Source records:
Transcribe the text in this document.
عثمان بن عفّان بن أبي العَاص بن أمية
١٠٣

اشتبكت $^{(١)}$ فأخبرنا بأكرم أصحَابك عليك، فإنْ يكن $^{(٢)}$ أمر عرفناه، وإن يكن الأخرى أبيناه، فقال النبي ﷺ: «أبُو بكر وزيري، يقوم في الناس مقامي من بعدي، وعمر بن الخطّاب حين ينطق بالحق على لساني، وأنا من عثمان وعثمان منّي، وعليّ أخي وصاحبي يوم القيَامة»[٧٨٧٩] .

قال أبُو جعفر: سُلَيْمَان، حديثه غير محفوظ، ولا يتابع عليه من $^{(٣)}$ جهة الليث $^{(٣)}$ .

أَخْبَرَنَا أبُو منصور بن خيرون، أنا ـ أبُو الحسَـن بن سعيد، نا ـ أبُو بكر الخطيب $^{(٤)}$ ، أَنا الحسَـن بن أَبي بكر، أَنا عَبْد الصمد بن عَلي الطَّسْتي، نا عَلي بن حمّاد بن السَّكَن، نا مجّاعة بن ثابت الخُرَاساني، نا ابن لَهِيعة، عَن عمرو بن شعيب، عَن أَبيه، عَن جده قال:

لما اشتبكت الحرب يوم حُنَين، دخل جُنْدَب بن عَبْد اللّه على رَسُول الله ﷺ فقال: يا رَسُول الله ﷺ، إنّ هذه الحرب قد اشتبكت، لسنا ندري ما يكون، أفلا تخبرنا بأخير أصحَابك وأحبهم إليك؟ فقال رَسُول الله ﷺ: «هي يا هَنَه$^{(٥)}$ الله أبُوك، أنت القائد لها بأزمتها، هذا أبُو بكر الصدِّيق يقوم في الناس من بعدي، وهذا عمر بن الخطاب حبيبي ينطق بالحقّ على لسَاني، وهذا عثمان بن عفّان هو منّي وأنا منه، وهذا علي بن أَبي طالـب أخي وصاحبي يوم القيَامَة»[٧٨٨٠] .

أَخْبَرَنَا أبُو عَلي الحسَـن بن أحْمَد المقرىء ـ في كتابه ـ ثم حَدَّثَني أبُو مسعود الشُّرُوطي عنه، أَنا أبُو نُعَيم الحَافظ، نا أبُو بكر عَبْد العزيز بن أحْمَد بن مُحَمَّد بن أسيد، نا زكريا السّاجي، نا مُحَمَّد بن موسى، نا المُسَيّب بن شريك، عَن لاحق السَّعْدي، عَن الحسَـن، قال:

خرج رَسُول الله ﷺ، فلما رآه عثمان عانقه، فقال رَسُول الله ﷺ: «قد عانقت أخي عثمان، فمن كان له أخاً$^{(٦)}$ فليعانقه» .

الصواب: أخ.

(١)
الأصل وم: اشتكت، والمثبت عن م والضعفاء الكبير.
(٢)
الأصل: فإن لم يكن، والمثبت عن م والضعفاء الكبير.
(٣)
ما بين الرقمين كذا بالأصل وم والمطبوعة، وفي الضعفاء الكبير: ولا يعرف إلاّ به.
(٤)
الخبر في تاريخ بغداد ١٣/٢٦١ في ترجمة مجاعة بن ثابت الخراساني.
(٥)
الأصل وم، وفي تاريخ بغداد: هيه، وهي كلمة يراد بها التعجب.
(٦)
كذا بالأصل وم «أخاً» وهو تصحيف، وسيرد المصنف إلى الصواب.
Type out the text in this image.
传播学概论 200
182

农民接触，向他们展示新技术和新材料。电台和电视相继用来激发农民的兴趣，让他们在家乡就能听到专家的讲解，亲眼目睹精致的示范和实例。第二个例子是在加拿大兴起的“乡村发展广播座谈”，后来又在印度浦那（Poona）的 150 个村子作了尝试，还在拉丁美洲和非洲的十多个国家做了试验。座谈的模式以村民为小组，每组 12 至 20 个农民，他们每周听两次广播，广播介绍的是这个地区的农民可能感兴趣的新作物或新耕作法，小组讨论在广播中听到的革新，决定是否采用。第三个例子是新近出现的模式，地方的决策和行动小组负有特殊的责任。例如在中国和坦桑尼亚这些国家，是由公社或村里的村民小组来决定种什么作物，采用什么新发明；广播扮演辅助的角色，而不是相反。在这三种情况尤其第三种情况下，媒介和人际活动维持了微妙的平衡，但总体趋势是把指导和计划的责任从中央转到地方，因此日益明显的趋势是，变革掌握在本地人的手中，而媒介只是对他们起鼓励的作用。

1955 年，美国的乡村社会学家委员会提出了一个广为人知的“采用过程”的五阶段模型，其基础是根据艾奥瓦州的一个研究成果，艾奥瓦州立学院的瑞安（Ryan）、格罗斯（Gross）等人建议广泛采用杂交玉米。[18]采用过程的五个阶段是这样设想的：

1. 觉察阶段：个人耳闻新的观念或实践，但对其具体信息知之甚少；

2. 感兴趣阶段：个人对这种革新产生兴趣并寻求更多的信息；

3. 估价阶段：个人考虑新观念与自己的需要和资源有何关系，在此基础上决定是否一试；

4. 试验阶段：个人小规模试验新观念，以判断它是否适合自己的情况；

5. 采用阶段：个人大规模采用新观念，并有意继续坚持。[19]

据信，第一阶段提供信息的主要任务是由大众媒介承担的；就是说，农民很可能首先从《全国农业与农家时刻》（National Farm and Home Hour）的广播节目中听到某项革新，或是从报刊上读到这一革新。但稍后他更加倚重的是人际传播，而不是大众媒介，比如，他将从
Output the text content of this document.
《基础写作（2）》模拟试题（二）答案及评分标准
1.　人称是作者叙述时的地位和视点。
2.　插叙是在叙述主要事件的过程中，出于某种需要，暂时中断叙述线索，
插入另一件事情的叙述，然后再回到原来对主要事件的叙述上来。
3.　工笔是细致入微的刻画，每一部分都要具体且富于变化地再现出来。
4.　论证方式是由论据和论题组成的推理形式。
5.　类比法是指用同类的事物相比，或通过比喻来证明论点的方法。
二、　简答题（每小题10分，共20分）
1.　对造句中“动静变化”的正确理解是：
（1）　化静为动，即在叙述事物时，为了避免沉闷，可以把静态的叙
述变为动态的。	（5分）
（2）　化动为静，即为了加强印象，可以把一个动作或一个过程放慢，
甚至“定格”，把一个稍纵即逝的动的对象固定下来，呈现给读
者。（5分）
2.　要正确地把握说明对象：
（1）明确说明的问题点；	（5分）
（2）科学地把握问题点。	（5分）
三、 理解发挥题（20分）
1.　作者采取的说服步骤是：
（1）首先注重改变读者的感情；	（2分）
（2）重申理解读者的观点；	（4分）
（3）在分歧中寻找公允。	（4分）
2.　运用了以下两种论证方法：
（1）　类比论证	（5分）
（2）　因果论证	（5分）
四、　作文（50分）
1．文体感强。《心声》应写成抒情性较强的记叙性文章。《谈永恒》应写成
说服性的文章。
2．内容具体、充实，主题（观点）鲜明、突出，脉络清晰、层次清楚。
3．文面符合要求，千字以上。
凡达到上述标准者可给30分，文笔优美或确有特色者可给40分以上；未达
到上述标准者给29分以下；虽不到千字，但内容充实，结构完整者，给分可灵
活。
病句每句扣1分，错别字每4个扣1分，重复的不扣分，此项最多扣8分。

- TASK STATEMENT
Return all the lines that contain the string "text".

- ANSWER BELOW
Transcribe the text in this document.
Type out the text in this image.
Output the text content of this document.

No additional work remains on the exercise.